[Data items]
☆ ☆ ☆ ☆ ☆
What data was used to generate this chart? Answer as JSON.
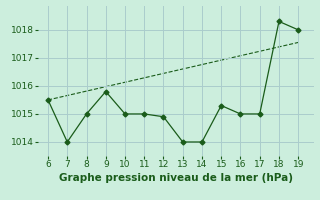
{
  "x": [
    6,
    7,
    8,
    9,
    10,
    11,
    12,
    13,
    14,
    15,
    16,
    17,
    18,
    19
  ],
  "y": [
    1015.5,
    1014.0,
    1015.0,
    1015.8,
    1015.0,
    1015.0,
    1014.9,
    1014.0,
    1014.0,
    1015.3,
    1015.0,
    1015.0,
    1018.3,
    1018.0
  ],
  "trend_x": [
    6,
    19
  ],
  "trend_y": [
    1015.5,
    1017.55
  ],
  "xlim": [
    5.5,
    19.8
  ],
  "ylim": [
    1013.5,
    1018.85
  ],
  "yticks": [
    1014,
    1015,
    1016,
    1017,
    1018
  ],
  "xticks": [
    6,
    7,
    8,
    9,
    10,
    11,
    12,
    13,
    14,
    15,
    16,
    17,
    18,
    19
  ],
  "xlabel": "Graphe pression niveau de la mer (hPa)",
  "line_color": "#1a5c1a",
  "marker": "D",
  "marker_size": 2.5,
  "bg_color": "#cceedd",
  "grid_color": "#aacccc",
  "xlabel_fontsize": 7.5,
  "tick_fontsize": 6.5
}
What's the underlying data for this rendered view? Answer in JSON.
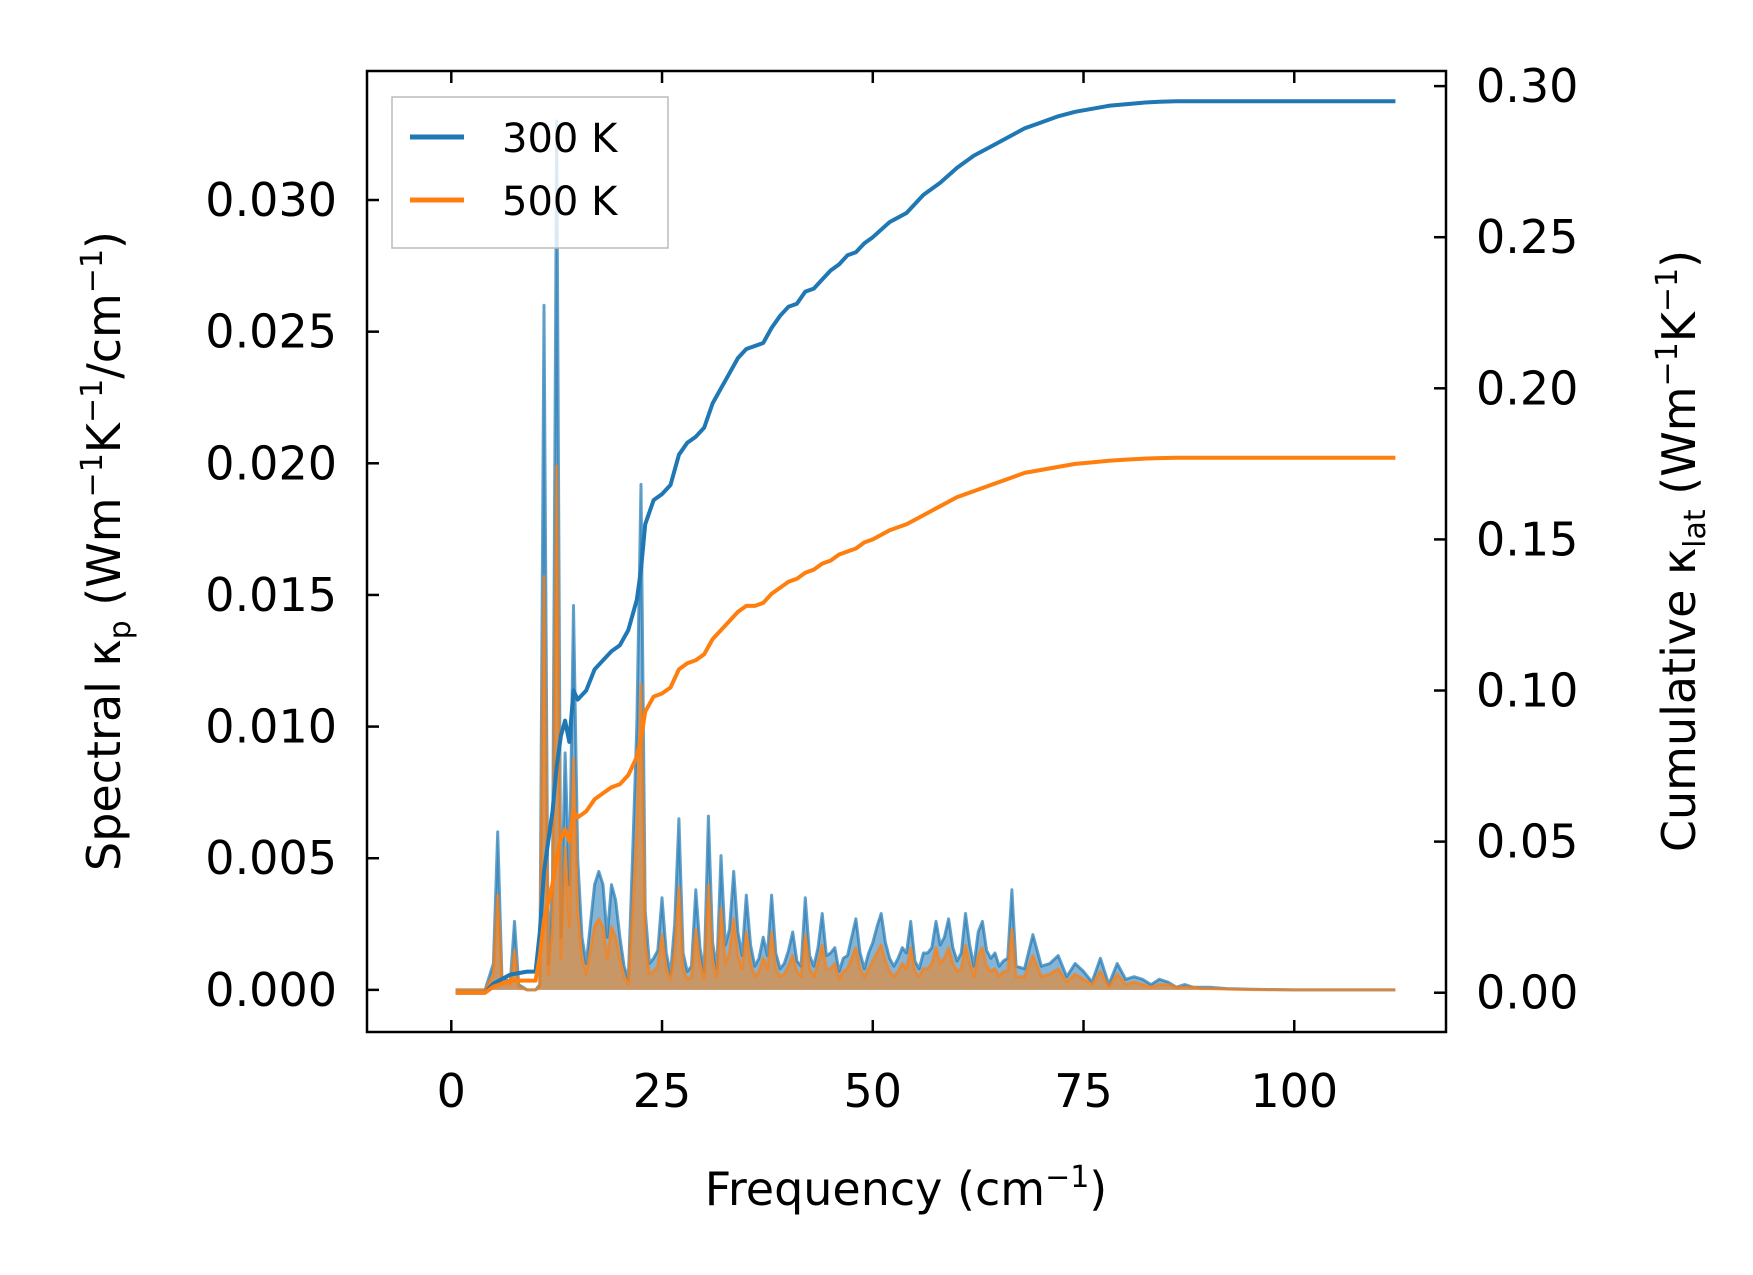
{
  "chart_data": {
    "type": "line",
    "xlabel": "Frequency (cm⁻¹)",
    "xlabel_parts": {
      "main": "Frequency (cm",
      "sup": "−1",
      "tail": ")"
    },
    "ylabel_left": "Spectral κp (Wm⁻¹K⁻¹/cm⁻¹)",
    "ylabel_left_parts": {
      "a": "Spectral κ",
      "sub": "p",
      "b": " (Wm",
      "sup1": "−1",
      "c": "K",
      "sup2": "−1",
      "d": "/cm",
      "sup3": "−1",
      "e": ")"
    },
    "ylabel_right": "Cumulative κlat (Wm⁻¹K⁻¹)",
    "ylabel_right_parts": {
      "a": "Cumulative κ",
      "sub": "lat",
      "b": " (Wm",
      "sup1": "−1",
      "c": "K",
      "sup2": "−1",
      "d": ")"
    },
    "xlim": [
      -10,
      118
    ],
    "ylim_left": [
      -0.0016,
      0.0349
    ],
    "ylim_right": [
      -0.013,
      0.305
    ],
    "x_ticks": [
      0,
      25,
      50,
      75,
      100
    ],
    "x_tick_labels": [
      "0",
      "25",
      "50",
      "75",
      "100"
    ],
    "y_left_ticks": [
      0,
      0.005,
      0.01,
      0.015,
      0.02,
      0.025,
      0.03
    ],
    "y_left_tick_labels": [
      "0.000",
      "0.005",
      "0.010",
      "0.015",
      "0.020",
      "0.025",
      "0.030"
    ],
    "y_right_ticks": [
      0,
      0.05,
      0.1,
      0.15,
      0.2,
      0.25,
      0.3
    ],
    "y_right_tick_labels": [
      "0.00",
      "0.05",
      "0.10",
      "0.15",
      "0.20",
      "0.25",
      "0.30"
    ],
    "legend": {
      "placement": "top-left",
      "entries": [
        {
          "label": "300 K",
          "color": "#1f77b4"
        },
        {
          "label": "500 K",
          "color": "#ff7f0e"
        }
      ]
    },
    "spectral_x": [
      0.5,
      4,
      5,
      5.5,
      6,
      7,
      7.5,
      8,
      9,
      10,
      10.5,
      11,
      11.5,
      12,
      12.5,
      13,
      13.5,
      14,
      14.5,
      15,
      15.5,
      16,
      16.5,
      17,
      17.5,
      18,
      18.5,
      19,
      19.5,
      20,
      20.5,
      21,
      21.5,
      22,
      22.5,
      23,
      23.5,
      24,
      24.5,
      25,
      25.5,
      26,
      26.5,
      27,
      27.5,
      28,
      28.5,
      29,
      29.5,
      30,
      30.5,
      31,
      31.5,
      32,
      32.5,
      33,
      33.5,
      34,
      34.5,
      35,
      35.5,
      36,
      36.5,
      37,
      37.5,
      38,
      38.5,
      39,
      39.5,
      40,
      40.5,
      41,
      41.5,
      42,
      42.5,
      43,
      43.5,
      44,
      44.5,
      45,
      45.5,
      46,
      46.5,
      47,
      47.5,
      48,
      48.5,
      49,
      49.5,
      50,
      50.5,
      51,
      51.5,
      52,
      52.5,
      53,
      53.5,
      54,
      54.5,
      55,
      55.5,
      56,
      56.5,
      57,
      57.5,
      58,
      58.5,
      59,
      59.5,
      60,
      60.5,
      61,
      61.5,
      62,
      62.5,
      63,
      63.5,
      64,
      64.5,
      65,
      65.5,
      66,
      66.5,
      67,
      68,
      69,
      70,
      71,
      72,
      73,
      74,
      75,
      76,
      77,
      78,
      79,
      80,
      81,
      82,
      83,
      84,
      85,
      86,
      87,
      88,
      89,
      90,
      92,
      95,
      100,
      105,
      112
    ],
    "series": [
      {
        "name": "300 K",
        "color": "#1f77b4",
        "spectral": [
          0,
          0,
          0.001,
          0.006,
          0.0005,
          0.0003,
          0.0026,
          0.0002,
          0,
          0,
          0.0002,
          0.026,
          0.001,
          0.004,
          0.033,
          0.002,
          0.009,
          0.004,
          0.0146,
          0.005,
          0.002,
          0.001,
          0.0025,
          0.004,
          0.0045,
          0.004,
          0.002,
          0.004,
          0.0034,
          0.002,
          0.0009,
          0.0004,
          0.005,
          0.01,
          0.0192,
          0.003,
          0.001,
          0.0012,
          0.0015,
          0.0035,
          0.0014,
          0.0006,
          0.0025,
          0.0065,
          0.0014,
          0.0007,
          0.0009,
          0.0038,
          0.0016,
          0.0007,
          0.0066,
          0.0018,
          0.0008,
          0.0051,
          0.0017,
          0.0023,
          0.0045,
          0.0022,
          0.0013,
          0.0036,
          0.0017,
          0.0009,
          0.0012,
          0.002,
          0.0013,
          0.0036,
          0.0014,
          0.0008,
          0.001,
          0.0015,
          0.0022,
          0.0011,
          0.0009,
          0.0035,
          0.0013,
          0.0009,
          0.0016,
          0.0029,
          0.0013,
          0.0014,
          0.0016,
          0.0007,
          0.0012,
          0.0013,
          0.002,
          0.0027,
          0.0014,
          0.0008,
          0.0014,
          0.0018,
          0.0024,
          0.0029,
          0.0018,
          0.0012,
          0.0009,
          0.0012,
          0.0016,
          0.0014,
          0.0026,
          0.0011,
          0.0008,
          0.0014,
          0.0014,
          0.0016,
          0.0026,
          0.0017,
          0.002,
          0.0027,
          0.0016,
          0.0011,
          0.0014,
          0.0029,
          0.0017,
          0.0009,
          0.0022,
          0.0026,
          0.0015,
          0.0012,
          0.0014,
          0.0009,
          0.0011,
          0.0012,
          0.0038,
          0.0009,
          0.0008,
          0.0021,
          0.0009,
          0.001,
          0.0013,
          0.0005,
          0.001,
          0.0007,
          0.0003,
          0.0012,
          0.0002,
          0.001,
          0.0004,
          0.0005,
          0.0004,
          0.0002,
          0.0004,
          0.0003,
          0.0001,
          0.0002,
          0.0001,
          0.0001,
          0.0001,
          5e-05,
          2e-05,
          0,
          0,
          0,
          0,
          0
        ],
        "cumulative_x": [
          0.5,
          4,
          5,
          7,
          9,
          10,
          10.5,
          11,
          11.5,
          12,
          12.5,
          13,
          13.5,
          14,
          14.5,
          15,
          16,
          17,
          18,
          19,
          20,
          21,
          22,
          22.5,
          23,
          24,
          25,
          26,
          27,
          28,
          29,
          30,
          31,
          32,
          33,
          34,
          35,
          36,
          37,
          38,
          39,
          40,
          41,
          42,
          43,
          44,
          45,
          46,
          47,
          48,
          49,
          50,
          52,
          54,
          56,
          58,
          60,
          62,
          64,
          66,
          68,
          70,
          72,
          74,
          76,
          78,
          80,
          82,
          84,
          86,
          88,
          90,
          95,
          100,
          105,
          112
        ],
        "cumulative": [
          0,
          0,
          0.003,
          0.006,
          0.007,
          0.007,
          0.02,
          0.04,
          0.05,
          0.06,
          0.075,
          0.085,
          0.09,
          0.083,
          0.1,
          0.097,
          0.1,
          0.107,
          0.11,
          0.113,
          0.115,
          0.12,
          0.13,
          0.14,
          0.155,
          0.163,
          0.165,
          0.168,
          0.178,
          0.182,
          0.184,
          0.187,
          0.195,
          0.2,
          0.205,
          0.21,
          0.213,
          0.214,
          0.215,
          0.22,
          0.224,
          0.227,
          0.228,
          0.232,
          0.233,
          0.236,
          0.239,
          0.241,
          0.244,
          0.245,
          0.248,
          0.25,
          0.255,
          0.258,
          0.264,
          0.268,
          0.273,
          0.277,
          0.28,
          0.283,
          0.286,
          0.288,
          0.29,
          0.2915,
          0.2925,
          0.2935,
          0.294,
          0.2945,
          0.2948,
          0.295,
          0.295,
          0.295,
          0.295,
          0.295,
          0.295,
          0.295
        ]
      },
      {
        "name": "500 K",
        "color": "#ff7f0e",
        "spectral": [
          0,
          0,
          0.0006,
          0.0036,
          0.0003,
          0.0002,
          0.0015,
          0.0001,
          0,
          0,
          0.0001,
          0.0157,
          0.0006,
          0.0024,
          0.0199,
          0.0012,
          0.0054,
          0.0024,
          0.0088,
          0.003,
          0.0012,
          0.0006,
          0.0015,
          0.0024,
          0.0027,
          0.0024,
          0.0012,
          0.0024,
          0.002,
          0.0012,
          0.0005,
          0.0002,
          0.003,
          0.006,
          0.0116,
          0.0018,
          0.0006,
          0.0007,
          0.0009,
          0.0021,
          0.0008,
          0.0004,
          0.0015,
          0.0039,
          0.0008,
          0.0004,
          0.0005,
          0.0023,
          0.001,
          0.0004,
          0.004,
          0.0011,
          0.0005,
          0.0031,
          0.001,
          0.0014,
          0.0027,
          0.0013,
          0.0008,
          0.0022,
          0.001,
          0.0005,
          0.0007,
          0.0012,
          0.0008,
          0.0022,
          0.0008,
          0.0005,
          0.0006,
          0.0009,
          0.0013,
          0.0007,
          0.0005,
          0.0021,
          0.0008,
          0.0005,
          0.001,
          0.0017,
          0.0008,
          0.0008,
          0.001,
          0.0004,
          0.0007,
          0.0008,
          0.0012,
          0.0016,
          0.0008,
          0.0005,
          0.0008,
          0.0011,
          0.0014,
          0.0017,
          0.0011,
          0.0007,
          0.0005,
          0.0007,
          0.001,
          0.0008,
          0.0016,
          0.0007,
          0.0005,
          0.0008,
          0.0008,
          0.001,
          0.0016,
          0.001,
          0.0012,
          0.0016,
          0.001,
          0.0007,
          0.0008,
          0.0017,
          0.001,
          0.0005,
          0.0013,
          0.0016,
          0.0009,
          0.0007,
          0.0008,
          0.0005,
          0.0007,
          0.0007,
          0.0023,
          0.0005,
          0.0005,
          0.0013,
          0.0005,
          0.0006,
          0.0008,
          0.0003,
          0.0006,
          0.0004,
          0.0002,
          0.0007,
          0.0001,
          0.0006,
          0.0002,
          0.0003,
          0.0002,
          0.0001,
          0.0002,
          0.0002,
          0.0001,
          0.0001,
          0.0001,
          5e-05,
          5e-05,
          3e-05,
          1e-05,
          0,
          0,
          0,
          0,
          0
        ],
        "cumulative_x": [
          0.5,
          4,
          5,
          7,
          9,
          10,
          10.5,
          11,
          11.5,
          12,
          12.5,
          13,
          13.5,
          14,
          14.5,
          15,
          16,
          17,
          18,
          19,
          20,
          21,
          22,
          22.5,
          23,
          24,
          25,
          26,
          27,
          28,
          29,
          30,
          31,
          32,
          33,
          34,
          35,
          36,
          37,
          38,
          39,
          40,
          41,
          42,
          43,
          44,
          45,
          46,
          47,
          48,
          49,
          50,
          52,
          54,
          56,
          58,
          60,
          62,
          64,
          66,
          68,
          70,
          72,
          74,
          76,
          78,
          80,
          82,
          84,
          86,
          88,
          90,
          95,
          100,
          105,
          112
        ],
        "cumulative": [
          0,
          0,
          0.002,
          0.004,
          0.004,
          0.004,
          0.012,
          0.024,
          0.03,
          0.036,
          0.045,
          0.051,
          0.054,
          0.05,
          0.06,
          0.058,
          0.06,
          0.064,
          0.066,
          0.068,
          0.069,
          0.072,
          0.078,
          0.084,
          0.093,
          0.098,
          0.099,
          0.101,
          0.107,
          0.109,
          0.11,
          0.112,
          0.117,
          0.12,
          0.123,
          0.126,
          0.128,
          0.128,
          0.129,
          0.132,
          0.134,
          0.136,
          0.137,
          0.139,
          0.14,
          0.142,
          0.143,
          0.145,
          0.146,
          0.147,
          0.149,
          0.15,
          0.153,
          0.155,
          0.158,
          0.161,
          0.164,
          0.166,
          0.168,
          0.17,
          0.172,
          0.173,
          0.174,
          0.175,
          0.1755,
          0.176,
          0.1764,
          0.1767,
          0.1769,
          0.177,
          0.177,
          0.177,
          0.177,
          0.177,
          0.177,
          0.177
        ]
      }
    ]
  }
}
☆ ☆ ☆ ☆ ☆
• Job:
Above are the records. Copy every line in them holding "What".

• Output for this exercise:
What data was used to generate this chart? Answer as JSON.
What's the underlying data for this rendered view? Answer in JSON.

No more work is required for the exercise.